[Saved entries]
★ ★ ★

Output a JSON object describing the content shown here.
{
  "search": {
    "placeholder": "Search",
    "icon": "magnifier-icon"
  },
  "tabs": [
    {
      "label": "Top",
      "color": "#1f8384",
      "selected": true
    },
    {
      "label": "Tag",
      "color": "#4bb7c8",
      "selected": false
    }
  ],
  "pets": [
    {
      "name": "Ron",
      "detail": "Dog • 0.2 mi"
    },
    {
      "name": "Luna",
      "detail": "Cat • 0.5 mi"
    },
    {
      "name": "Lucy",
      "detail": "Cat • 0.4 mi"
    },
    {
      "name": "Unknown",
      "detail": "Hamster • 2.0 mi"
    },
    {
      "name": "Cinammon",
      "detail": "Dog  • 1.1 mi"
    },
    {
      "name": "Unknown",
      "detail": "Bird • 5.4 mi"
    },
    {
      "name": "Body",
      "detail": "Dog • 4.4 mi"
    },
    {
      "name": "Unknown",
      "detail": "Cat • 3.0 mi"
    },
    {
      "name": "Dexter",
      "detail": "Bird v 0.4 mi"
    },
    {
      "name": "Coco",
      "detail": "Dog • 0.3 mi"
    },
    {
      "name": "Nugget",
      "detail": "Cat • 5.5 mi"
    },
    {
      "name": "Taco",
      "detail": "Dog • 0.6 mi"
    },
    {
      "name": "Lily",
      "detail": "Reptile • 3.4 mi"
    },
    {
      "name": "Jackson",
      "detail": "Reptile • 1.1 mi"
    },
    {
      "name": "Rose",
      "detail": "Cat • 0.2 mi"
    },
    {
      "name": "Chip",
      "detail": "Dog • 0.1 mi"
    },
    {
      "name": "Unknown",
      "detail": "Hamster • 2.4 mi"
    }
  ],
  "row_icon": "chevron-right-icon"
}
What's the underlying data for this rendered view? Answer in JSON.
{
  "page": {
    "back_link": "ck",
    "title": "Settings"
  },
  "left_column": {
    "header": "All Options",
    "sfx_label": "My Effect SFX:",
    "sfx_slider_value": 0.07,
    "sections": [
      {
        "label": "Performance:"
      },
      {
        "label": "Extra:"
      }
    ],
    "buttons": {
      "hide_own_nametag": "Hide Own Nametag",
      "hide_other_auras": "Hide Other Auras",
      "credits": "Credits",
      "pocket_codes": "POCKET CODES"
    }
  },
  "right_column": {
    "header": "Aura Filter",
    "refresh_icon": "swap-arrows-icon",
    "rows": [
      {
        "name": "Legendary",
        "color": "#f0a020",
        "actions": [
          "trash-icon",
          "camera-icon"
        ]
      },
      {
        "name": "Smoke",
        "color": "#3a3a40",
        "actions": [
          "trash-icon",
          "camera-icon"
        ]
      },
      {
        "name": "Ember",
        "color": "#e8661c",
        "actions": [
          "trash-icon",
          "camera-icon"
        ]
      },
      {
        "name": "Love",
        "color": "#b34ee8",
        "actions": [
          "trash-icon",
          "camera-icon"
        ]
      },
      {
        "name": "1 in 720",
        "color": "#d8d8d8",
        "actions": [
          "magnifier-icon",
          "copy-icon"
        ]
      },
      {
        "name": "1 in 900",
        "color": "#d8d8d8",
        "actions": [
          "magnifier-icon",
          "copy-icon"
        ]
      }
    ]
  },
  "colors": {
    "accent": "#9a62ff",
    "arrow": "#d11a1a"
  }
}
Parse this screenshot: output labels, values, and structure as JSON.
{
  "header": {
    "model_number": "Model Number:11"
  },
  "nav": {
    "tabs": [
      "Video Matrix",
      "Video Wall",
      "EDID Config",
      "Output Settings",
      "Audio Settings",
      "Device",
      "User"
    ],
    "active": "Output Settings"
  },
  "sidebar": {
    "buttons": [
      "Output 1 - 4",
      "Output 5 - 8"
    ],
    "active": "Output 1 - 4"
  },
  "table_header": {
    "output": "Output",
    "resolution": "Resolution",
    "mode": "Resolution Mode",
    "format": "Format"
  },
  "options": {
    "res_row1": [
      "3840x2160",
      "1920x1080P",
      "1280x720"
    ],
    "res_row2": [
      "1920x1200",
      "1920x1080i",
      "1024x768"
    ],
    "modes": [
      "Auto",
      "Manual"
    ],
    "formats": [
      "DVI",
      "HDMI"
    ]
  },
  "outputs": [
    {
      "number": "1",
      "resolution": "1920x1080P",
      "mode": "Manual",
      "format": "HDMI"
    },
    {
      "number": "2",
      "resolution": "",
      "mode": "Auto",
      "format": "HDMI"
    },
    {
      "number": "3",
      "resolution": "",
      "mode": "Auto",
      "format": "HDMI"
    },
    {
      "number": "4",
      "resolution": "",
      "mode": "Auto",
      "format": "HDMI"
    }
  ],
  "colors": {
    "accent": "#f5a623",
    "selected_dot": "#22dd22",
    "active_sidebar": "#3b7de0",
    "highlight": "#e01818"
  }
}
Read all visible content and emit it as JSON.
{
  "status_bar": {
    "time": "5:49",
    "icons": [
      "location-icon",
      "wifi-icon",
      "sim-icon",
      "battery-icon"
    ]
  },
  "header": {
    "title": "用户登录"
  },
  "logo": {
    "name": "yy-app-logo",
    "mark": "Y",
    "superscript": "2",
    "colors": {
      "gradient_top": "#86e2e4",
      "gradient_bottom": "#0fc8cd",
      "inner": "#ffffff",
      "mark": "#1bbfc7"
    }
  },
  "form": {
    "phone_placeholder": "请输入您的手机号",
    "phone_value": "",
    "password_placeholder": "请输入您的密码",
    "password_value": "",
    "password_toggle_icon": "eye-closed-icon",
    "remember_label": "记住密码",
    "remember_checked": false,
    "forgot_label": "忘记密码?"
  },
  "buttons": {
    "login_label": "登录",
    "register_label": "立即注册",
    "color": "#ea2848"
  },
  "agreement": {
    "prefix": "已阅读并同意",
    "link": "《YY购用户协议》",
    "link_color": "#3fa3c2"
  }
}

★ ★ ★

Retype every entry above, word for word.

Output a JSON object describing the content shown here.
{
  "search": {
    "placeholder": "Search",
    "icon": "magnifier-icon"
  },
  "tabs": [
    {
      "label": "Top",
      "color": "#1f8384",
      "selected": true
    },
    {
      "label": "Tag",
      "color": "#4bb7c8",
      "selected": false
    }
  ],
  "pets": [
    {
      "name": "Ron",
      "detail": "Dog • 0.2 mi"
    },
    {
      "name": "Luna",
      "detail": "Cat • 0.5 mi"
    },
    {
      "name": "Lucy",
      "detail": "Cat • 0.4 mi"
    },
    {
      "name": "Unknown",
      "detail": "Hamster • 2.0 mi"
    },
    {
      "name": "Cinammon",
      "detail": "Dog  • 1.1 mi"
    },
    {
      "name": "Unknown",
      "detail": "Bird • 5.4 mi"
    },
    {
      "name": "Body",
      "detail": "Dog • 4.4 mi"
    },
    {
      "name": "Unknown",
      "detail": "Cat • 3.0 mi"
    },
    {
      "name": "Dexter",
      "detail": "Bird v 0.4 mi"
    },
    {
      "name": "Coco",
      "detail": "Dog • 0.3 mi"
    },
    {
      "name": "Nugget",
      "detail": "Cat • 5.5 mi"
    },
    {
      "name": "Taco",
      "detail": "Dog • 0.6 mi"
    },
    {
      "name": "Lily",
      "detail": "Reptile • 3.4 mi"
    },
    {
      "name": "Jackson",
      "detail": "Reptile • 1.1 mi"
    },
    {
      "name": "Rose",
      "detail": "Cat • 0.2 mi"
    },
    {
      "name": "Chip",
      "detail": "Dog • 0.1 mi"
    },
    {
      "name": "Unknown",
      "detail": "Hamster • 2.4 mi"
    }
  ],
  "row_icon": "chevron-right-icon"
}
What's the underlying data for this rendered view? Answer in JSON.
{
  "page": {
    "back_link": "ck",
    "title": "Settings"
  },
  "left_column": {
    "header": "All Options",
    "sfx_label": "My Effect SFX:",
    "sfx_slider_value": 0.07,
    "sections": [
      {
        "label": "Performance:"
      },
      {
        "label": "Extra:"
      }
    ],
    "buttons": {
      "hide_own_nametag": "Hide Own Nametag",
      "hide_other_auras": "Hide Other Auras",
      "credits": "Credits",
      "pocket_codes": "POCKET CODES"
    }
  },
  "right_column": {
    "header": "Aura Filter",
    "refresh_icon": "swap-arrows-icon",
    "rows": [
      {
        "name": "Legendary",
        "color": "#f0a020",
        "actions": [
          "trash-icon",
          "camera-icon"
        ]
      },
      {
        "name": "Smoke",
        "color": "#3a3a40",
        "actions": [
          "trash-icon",
          "camera-icon"
        ]
      },
      {
        "name": "Ember",
        "color": "#e8661c",
        "actions": [
          "trash-icon",
          "camera-icon"
        ]
      },
      {
        "name": "Love",
        "color": "#b34ee8",
        "actions": [
          "trash-icon",
          "camera-icon"
        ]
      },
      {
        "name": "1 in 720",
        "color": "#d8d8d8",
        "actions": [
          "magnifier-icon",
          "copy-icon"
        ]
      },
      {
        "name": "1 in 900",
        "color": "#d8d8d8",
        "actions": [
          "magnifier-icon",
          "copy-icon"
        ]
      }
    ]
  },
  "colors": {
    "accent": "#9a62ff",
    "arrow": "#d11a1a"
  }
}
Parse this screenshot: output labels, values, and structure as JSON.
{
  "header": {
    "model_number": "Model Number:11"
  },
  "nav": {
    "tabs": [
      "Video Matrix",
      "Video Wall",
      "EDID Config",
      "Output Settings",
      "Audio Settings",
      "Device",
      "User"
    ],
    "active": "Output Settings"
  },
  "sidebar": {
    "buttons": [
      "Output 1 - 4",
      "Output 5 - 8"
    ],
    "active": "Output 1 - 4"
  },
  "table_header": {
    "output": "Output",
    "resolution": "Resolution",
    "mode": "Resolution Mode",
    "format": "Format"
  },
  "options": {
    "res_row1": [
      "3840x2160",
      "1920x1080P",
      "1280x720"
    ],
    "res_row2": [
      "1920x1200",
      "1920x1080i",
      "1024x768"
    ],
    "modes": [
      "Auto",
      "Manual"
    ],
    "formats": [
      "DVI",
      "HDMI"
    ]
  },
  "outputs": [
    {
      "number": "1",
      "resolution": "1920x1080P",
      "mode": "Manual",
      "format": "HDMI"
    },
    {
      "number": "2",
      "resolution": "",
      "mode": "Auto",
      "format": "HDMI"
    },
    {
      "number": "3",
      "resolution": "",
      "mode": "Auto",
      "format": "HDMI"
    },
    {
      "number": "4",
      "resolution": "",
      "mode": "Auto",
      "format": "HDMI"
    }
  ],
  "colors": {
    "accent": "#f5a623",
    "selected_dot": "#22dd22",
    "active_sidebar": "#3b7de0",
    "highlight": "#e01818"
  }
}
Read all visible content and emit it as JSON.
{
  "status_bar": {
    "time": "5:49",
    "icons": [
      "location-icon",
      "wifi-icon",
      "sim-icon",
      "battery-icon"
    ]
  },
  "header": {
    "title": "用户登录"
  },
  "logo": {
    "name": "yy-app-logo",
    "mark": "Y",
    "superscript": "2",
    "colors": {
      "gradient_top": "#86e2e4",
      "gradient_bottom": "#0fc8cd",
      "inner": "#ffffff",
      "mark": "#1bbfc7"
    }
  },
  "form": {
    "phone_placeholder": "请输入您的手机号",
    "phone_value": "",
    "password_placeholder": "请输入您的密码",
    "password_value": "",
    "password_toggle_icon": "eye-closed-icon",
    "remember_label": "记住密码",
    "remember_checked": false,
    "forgot_label": "忘记密码?"
  },
  "buttons": {
    "login_label": "登录",
    "register_label": "立即注册",
    "color": "#ea2848"
  },
  "agreement": {
    "prefix": "已阅读并同意",
    "link": "《YY购用户协议》",
    "link_color": "#3fa3c2"
  }
}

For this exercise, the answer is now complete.